*RAW DATA:*
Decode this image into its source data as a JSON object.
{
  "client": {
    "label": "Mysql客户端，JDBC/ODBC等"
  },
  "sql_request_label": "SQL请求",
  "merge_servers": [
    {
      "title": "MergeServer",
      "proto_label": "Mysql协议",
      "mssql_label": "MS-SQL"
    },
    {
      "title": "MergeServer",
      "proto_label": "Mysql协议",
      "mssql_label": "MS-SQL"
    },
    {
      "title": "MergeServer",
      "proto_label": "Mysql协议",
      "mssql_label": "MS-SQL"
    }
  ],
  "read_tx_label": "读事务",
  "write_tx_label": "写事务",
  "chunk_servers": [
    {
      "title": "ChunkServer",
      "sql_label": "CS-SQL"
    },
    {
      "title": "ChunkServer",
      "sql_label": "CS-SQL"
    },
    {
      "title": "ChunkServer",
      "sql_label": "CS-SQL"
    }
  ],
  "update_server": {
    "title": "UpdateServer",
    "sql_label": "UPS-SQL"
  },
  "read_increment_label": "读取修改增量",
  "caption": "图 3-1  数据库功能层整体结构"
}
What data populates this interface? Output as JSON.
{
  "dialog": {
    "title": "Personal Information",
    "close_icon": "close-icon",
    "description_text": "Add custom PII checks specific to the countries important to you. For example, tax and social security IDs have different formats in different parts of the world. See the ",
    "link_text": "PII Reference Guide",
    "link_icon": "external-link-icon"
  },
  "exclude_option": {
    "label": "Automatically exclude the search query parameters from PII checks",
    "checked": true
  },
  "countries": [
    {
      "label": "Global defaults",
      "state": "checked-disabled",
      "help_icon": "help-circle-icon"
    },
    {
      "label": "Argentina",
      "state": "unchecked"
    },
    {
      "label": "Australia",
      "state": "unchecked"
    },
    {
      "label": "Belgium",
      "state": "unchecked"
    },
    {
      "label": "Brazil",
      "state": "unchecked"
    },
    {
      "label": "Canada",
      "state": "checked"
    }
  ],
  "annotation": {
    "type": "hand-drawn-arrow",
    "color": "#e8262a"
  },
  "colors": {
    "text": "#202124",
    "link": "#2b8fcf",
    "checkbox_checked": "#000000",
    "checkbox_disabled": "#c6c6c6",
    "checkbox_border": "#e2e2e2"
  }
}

*INSTRUCTIONS FOR THE TASK:* Report how many lines of the records above contain the word "this", giving only the number.

*RESULT BELOW:* 2